Output the material word for word. Leave each picture out.

- _Data entries_:
********
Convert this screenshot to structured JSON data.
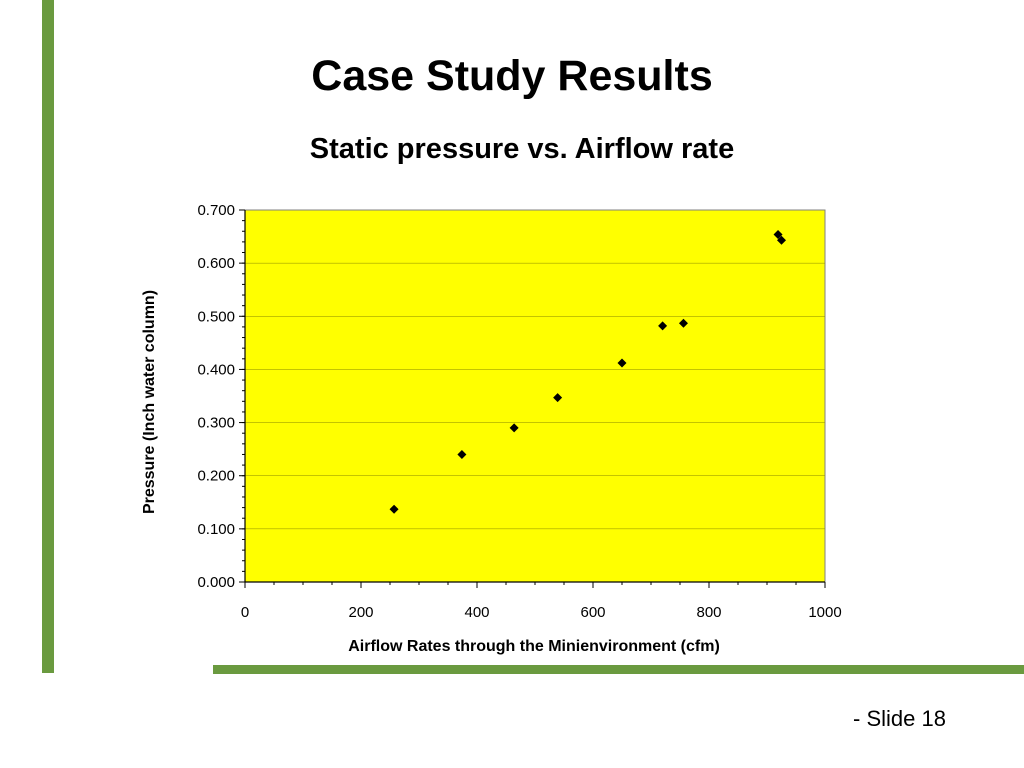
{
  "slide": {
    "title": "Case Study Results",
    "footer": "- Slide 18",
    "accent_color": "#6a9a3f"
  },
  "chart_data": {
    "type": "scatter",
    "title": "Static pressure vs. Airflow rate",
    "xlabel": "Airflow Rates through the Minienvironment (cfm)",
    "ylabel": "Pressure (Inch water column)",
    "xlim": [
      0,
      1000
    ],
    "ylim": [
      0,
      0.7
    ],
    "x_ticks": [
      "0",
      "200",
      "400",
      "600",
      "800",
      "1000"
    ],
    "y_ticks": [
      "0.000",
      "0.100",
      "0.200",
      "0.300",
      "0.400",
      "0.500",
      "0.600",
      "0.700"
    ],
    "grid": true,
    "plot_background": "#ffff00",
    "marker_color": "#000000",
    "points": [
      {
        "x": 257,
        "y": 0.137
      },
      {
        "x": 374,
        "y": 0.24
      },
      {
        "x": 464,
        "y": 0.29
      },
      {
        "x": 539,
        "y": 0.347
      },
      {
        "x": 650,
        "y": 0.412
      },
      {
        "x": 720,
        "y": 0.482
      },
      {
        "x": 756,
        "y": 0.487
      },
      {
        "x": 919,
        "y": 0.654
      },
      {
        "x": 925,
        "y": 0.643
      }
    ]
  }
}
********
- _Response to this exercise_:
Convert this screenshot to structured JSON data.
{
  "slide": {
    "title": "Case Study Results",
    "footer": "- Slide 18",
    "accent_color": "#6a9a3f"
  },
  "chart_data": {
    "type": "scatter",
    "title": "Static pressure vs. Airflow rate",
    "xlabel": "Airflow Rates through the Minienvironment (cfm)",
    "ylabel": "Pressure (Inch water column)",
    "xlim": [
      0,
      1000
    ],
    "ylim": [
      0,
      0.7
    ],
    "x_ticks": [
      "0",
      "200",
      "400",
      "600",
      "800",
      "1000"
    ],
    "y_ticks": [
      "0.000",
      "0.100",
      "0.200",
      "0.300",
      "0.400",
      "0.500",
      "0.600",
      "0.700"
    ],
    "grid": true,
    "plot_background": "#ffff00",
    "marker_color": "#000000",
    "points": [
      {
        "x": 257,
        "y": 0.137
      },
      {
        "x": 374,
        "y": 0.24
      },
      {
        "x": 464,
        "y": 0.29
      },
      {
        "x": 539,
        "y": 0.347
      },
      {
        "x": 650,
        "y": 0.412
      },
      {
        "x": 720,
        "y": 0.482
      },
      {
        "x": 756,
        "y": 0.487
      },
      {
        "x": 919,
        "y": 0.654
      },
      {
        "x": 925,
        "y": 0.643
      }
    ]
  }
}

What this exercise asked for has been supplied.